[Rows from a dataset]
******************************

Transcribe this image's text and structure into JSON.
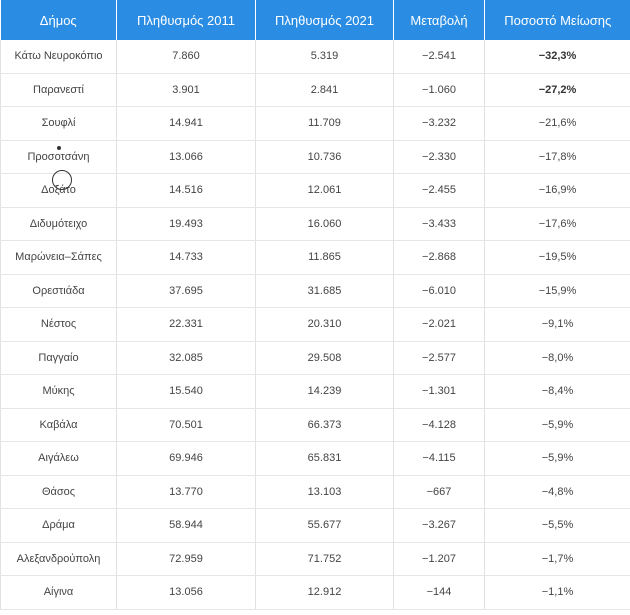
{
  "table": {
    "headers": [
      "Δήμος",
      "Πληθυσμός 2011",
      "Πληθυσμός 2021",
      "Μεταβολή",
      "Ποσοστό Μείωσης"
    ],
    "rows": [
      {
        "municipality": "Κάτω Νευροκόπιο",
        "pop2011": "7.860",
        "pop2021": "5.319",
        "change": "−2.541",
        "percent": "−32,3%",
        "percent_bold": true
      },
      {
        "municipality": "Παρανεστί",
        "pop2011": "3.901",
        "pop2021": "2.841",
        "change": "−1.060",
        "percent": "−27,2%",
        "percent_bold": true
      },
      {
        "municipality": "Σουφλί",
        "pop2011": "14.941",
        "pop2021": "11.709",
        "change": "−3.232",
        "percent": "−21,6%",
        "percent_bold": false
      },
      {
        "municipality": "Προσοτσάνη",
        "pop2011": "13.066",
        "pop2021": "10.736",
        "change": "−2.330",
        "percent": "−17,8%",
        "percent_bold": false
      },
      {
        "municipality": "Δοξάτο",
        "pop2011": "14.516",
        "pop2021": "12.061",
        "change": "−2.455",
        "percent": "−16,9%",
        "percent_bold": false
      },
      {
        "municipality": "Διδυμότειχο",
        "pop2011": "19.493",
        "pop2021": "16.060",
        "change": "−3.433",
        "percent": "−17,6%",
        "percent_bold": false
      },
      {
        "municipality": "Μαρώνεια–Σάπες",
        "pop2011": "14.733",
        "pop2021": "11.865",
        "change": "−2.868",
        "percent": "−19,5%",
        "percent_bold": false
      },
      {
        "municipality": "Ορεστιάδα",
        "pop2011": "37.695",
        "pop2021": "31.685",
        "change": "−6.010",
        "percent": "−15,9%",
        "percent_bold": false
      },
      {
        "municipality": "Νέστος",
        "pop2011": "22.331",
        "pop2021": "20.310",
        "change": "−2.021",
        "percent": "−9,1%",
        "percent_bold": false
      },
      {
        "municipality": "Παγγαίο",
        "pop2011": "32.085",
        "pop2021": "29.508",
        "change": "−2.577",
        "percent": "−8,0%",
        "percent_bold": false
      },
      {
        "municipality": "Μύκης",
        "pop2011": "15.540",
        "pop2021": "14.239",
        "change": "−1.301",
        "percent": "−8,4%",
        "percent_bold": false
      },
      {
        "municipality": "Καβάλα",
        "pop2011": "70.501",
        "pop2021": "66.373",
        "change": "−4.128",
        "percent": "−5,9%",
        "percent_bold": false
      },
      {
        "municipality": "Αιγάλεω",
        "pop2011": "69.946",
        "pop2021": "65.831",
        "change": "−4.115",
        "percent": "−5,9%",
        "percent_bold": false
      },
      {
        "municipality": "Θάσος",
        "pop2011": "13.770",
        "pop2021": "13.103",
        "change": "−667",
        "percent": "−4,8%",
        "percent_bold": false
      },
      {
        "municipality": "Δράμα",
        "pop2011": "58.944",
        "pop2021": "55.677",
        "change": "−3.267",
        "percent": "−5,5%",
        "percent_bold": false
      },
      {
        "municipality": "Αλεξανδρούπολη",
        "pop2011": "72.959",
        "pop2021": "71.752",
        "change": "−1.207",
        "percent": "−1,7%",
        "percent_bold": false
      },
      {
        "municipality": "Αίγινα",
        "pop2011": "13.056",
        "pop2021": "12.912",
        "change": "−144",
        "percent": "−1,1%",
        "percent_bold": false
      }
    ]
  },
  "colors": {
    "header_bg": "#2a8de3",
    "header_text": "#ffffff",
    "cell_text": "#444444"
  }
}
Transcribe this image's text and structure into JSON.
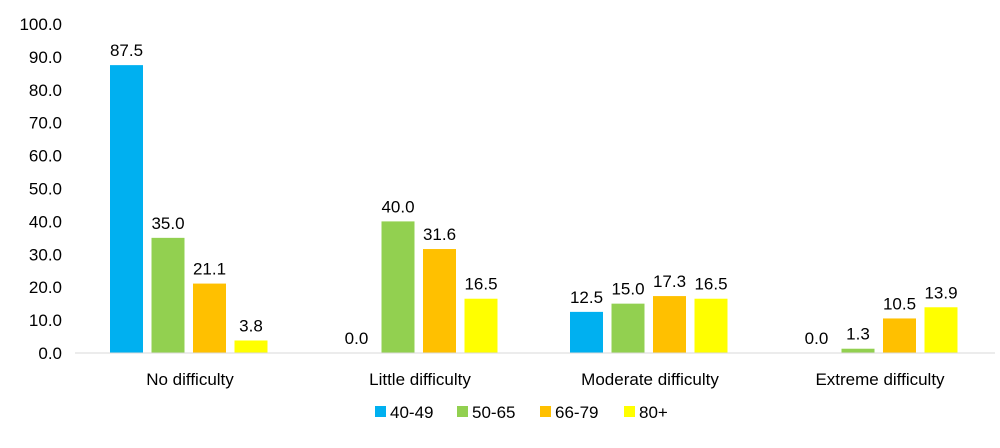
{
  "chart_data": {
    "type": "bar",
    "title": "",
    "xlabel": "",
    "ylabel": "",
    "ylim": [
      0,
      100
    ],
    "yticks": [
      "0.0",
      "10.0",
      "20.0",
      "30.0",
      "40.0",
      "50.0",
      "60.0",
      "70.0",
      "80.0",
      "90.0",
      "100.0"
    ],
    "categories": [
      "No difficulty",
      "Little difficulty",
      "Moderate difficulty",
      "Extreme difficulty"
    ],
    "series": [
      {
        "name": "40-49",
        "color": "#00B0F0",
        "values": [
          87.5,
          0.0,
          12.5,
          0.0
        ],
        "labels": [
          "87.5",
          "0.0",
          "12.5",
          "0.0"
        ]
      },
      {
        "name": "50-65",
        "color": "#92D050",
        "values": [
          35.0,
          40.0,
          15.0,
          1.3
        ],
        "labels": [
          "35.0",
          "40.0",
          "15.0",
          "1.3"
        ]
      },
      {
        "name": "66-79",
        "color": "#FFC000",
        "values": [
          21.1,
          31.6,
          17.3,
          10.5
        ],
        "labels": [
          "21.1",
          "31.6",
          "17.3",
          "10.5"
        ]
      },
      {
        "name": "80+",
        "color": "#FFFF00",
        "values": [
          3.8,
          16.5,
          16.5,
          13.9
        ],
        "labels": [
          "3.8",
          "16.5",
          "16.5",
          "13.9"
        ]
      }
    ],
    "grid": false,
    "legend": "bottom"
  }
}
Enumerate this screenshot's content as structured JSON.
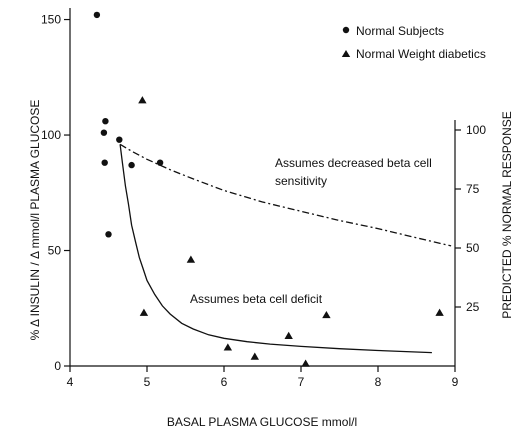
{
  "chart_data": {
    "type": "scatter",
    "xlabel": "BASAL PLASMA GLUCOSE mmol/l",
    "ylabel": "% Δ INSULIN / Δ mmol/l PLASMA GLUCOSE",
    "ylabel_right": "PREDICTED % NORMAL RESPONSE",
    "xlim": [
      4,
      9
    ],
    "ylim": [
      0,
      155
    ],
    "ylim_right": [
      0,
      100
    ],
    "x_ticks": [
      "4",
      "5",
      "6",
      "7",
      "8",
      "9"
    ],
    "y_ticks": [
      "0",
      "50",
      "100",
      "150"
    ],
    "y_ticks_right": [
      "25",
      "50",
      "75",
      "100"
    ],
    "legend_position": "top-right",
    "series": [
      {
        "name": "Normal Subjects",
        "marker": "circle",
        "x": [
          4.35,
          4.44,
          4.45,
          4.46,
          4.5,
          4.64,
          4.8,
          5.17
        ],
        "y": [
          152,
          101,
          88,
          106,
          57,
          98,
          87,
          88
        ]
      },
      {
        "name": "Normal Weight diabetics",
        "marker": "triangle",
        "x": [
          4.94,
          4.96,
          5.57,
          6.05,
          6.4,
          6.84,
          7.06,
          7.33,
          8.8
        ],
        "y": [
          115,
          23,
          46,
          8,
          4,
          13,
          1,
          22,
          23
        ]
      }
    ],
    "curves": [
      {
        "name": "Assumes beta cell deficit",
        "style": "solid",
        "x": [
          4.65,
          4.68,
          4.72,
          4.76,
          4.8,
          4.85,
          4.9,
          4.95,
          5.0,
          5.1,
          5.2,
          5.3,
          5.45,
          5.6,
          5.8,
          6.0,
          6.3,
          6.6,
          7.0,
          7.5,
          8.0,
          8.7
        ],
        "y": [
          96,
          88,
          78,
          70,
          61,
          54,
          47,
          42,
          37,
          31,
          26,
          22.5,
          18.5,
          16,
          13.5,
          12,
          10.5,
          9.5,
          8.5,
          7.5,
          6.7,
          5.8
        ]
      },
      {
        "name": "Assumes decreased beta cell sensitivity",
        "style": "dash-dot",
        "x": [
          4.65,
          4.8,
          5.0,
          5.3,
          5.6,
          6.0,
          6.5,
          7.0,
          7.5,
          8.0,
          8.5,
          8.95
        ],
        "y": [
          96,
          93,
          89.5,
          85,
          81,
          76,
          71,
          67,
          63,
          59.5,
          55.5,
          52
        ]
      }
    ],
    "annotations": [
      "Assumes decreased beta cell",
      "sensitivity",
      "Assumes beta cell deficit"
    ]
  }
}
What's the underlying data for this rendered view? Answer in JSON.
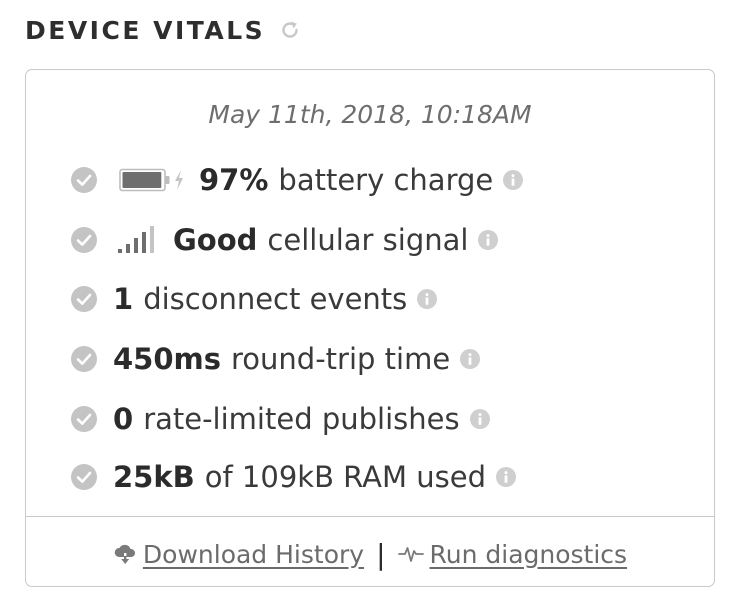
{
  "header": {
    "title": "DEVICE VITALS",
    "refresh_icon": "refresh-icon"
  },
  "card": {
    "timestamp": "May 11th, 2018, 10:18AM",
    "vitals": [
      {
        "icon": "battery-icon",
        "value": "97%",
        "label": "battery charge",
        "battery_level": 0.97
      },
      {
        "icon": "signal-bars-icon",
        "value": "Good",
        "label": "cellular signal"
      },
      {
        "value": "1",
        "label": "disconnect events"
      },
      {
        "value": "450ms",
        "label": "round-trip time"
      },
      {
        "value": "0",
        "label": "rate-limited publishes"
      },
      {
        "value": "25kB",
        "label": "of 109kB RAM used"
      }
    ],
    "footer": {
      "download_label": "Download History",
      "separator": "|",
      "diagnostics_label": "Run diagnostics"
    }
  },
  "colors": {
    "check": "#c4c4c4",
    "info": "#cfcfcf",
    "text": "#333333",
    "muted": "#6b6b6b",
    "border": "#c9c9c9"
  }
}
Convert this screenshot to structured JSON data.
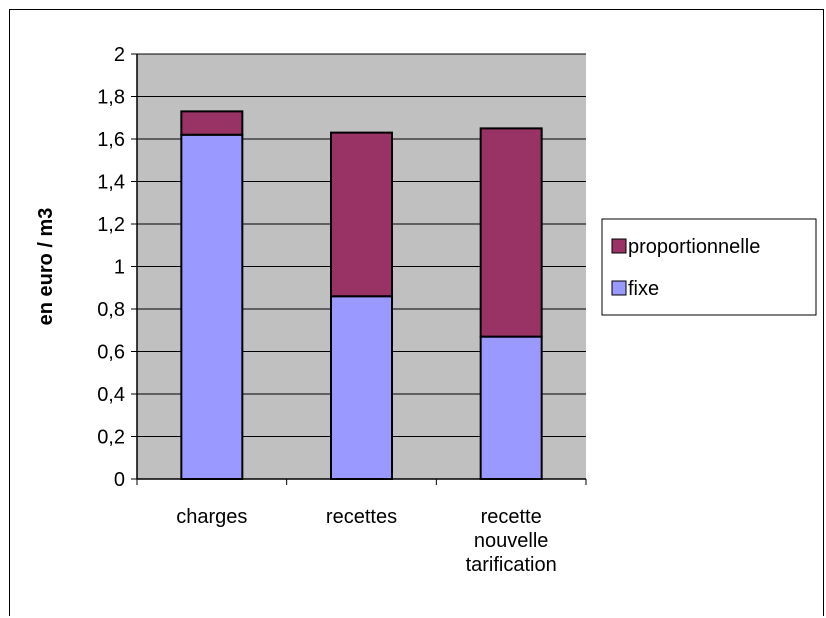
{
  "chart_data": {
    "type": "bar",
    "stacked": true,
    "categories": [
      "charges",
      "recettes",
      "recette nouvelle tarification"
    ],
    "category_lines": [
      [
        "charges"
      ],
      [
        "recettes"
      ],
      [
        "recette",
        "nouvelle",
        "tarification"
      ]
    ],
    "series": [
      {
        "name": "fixe",
        "values": [
          1.62,
          0.86,
          0.67
        ],
        "color": "#9999ff"
      },
      {
        "name": "proportionnelle",
        "values": [
          0.11,
          0.77,
          0.98
        ],
        "color": "#993366"
      }
    ],
    "title": "",
    "xlabel": "",
    "ylabel": "en euro / m3",
    "ylim": [
      0,
      2
    ],
    "yticks": [
      0,
      0.2,
      0.4,
      0.6,
      0.8,
      1,
      1.2,
      1.4,
      1.6,
      1.8,
      2
    ],
    "ytick_labels": [
      "0",
      "0,2",
      "0,4",
      "0,6",
      "0,8",
      "1",
      "1,2",
      "1,4",
      "1,6",
      "1,8",
      "2"
    ],
    "grid": true,
    "plot_background": "#c0c0c0",
    "legend": {
      "position": "right",
      "entries": [
        "proportionnelle",
        "fixe"
      ]
    }
  }
}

******************************

→ **Exercise aim**
Which lines in the records above contain the string "nouvelle"? Copy each one.

→ **Task answer**
      "recette nouvelle tarification"
        "nouvelle",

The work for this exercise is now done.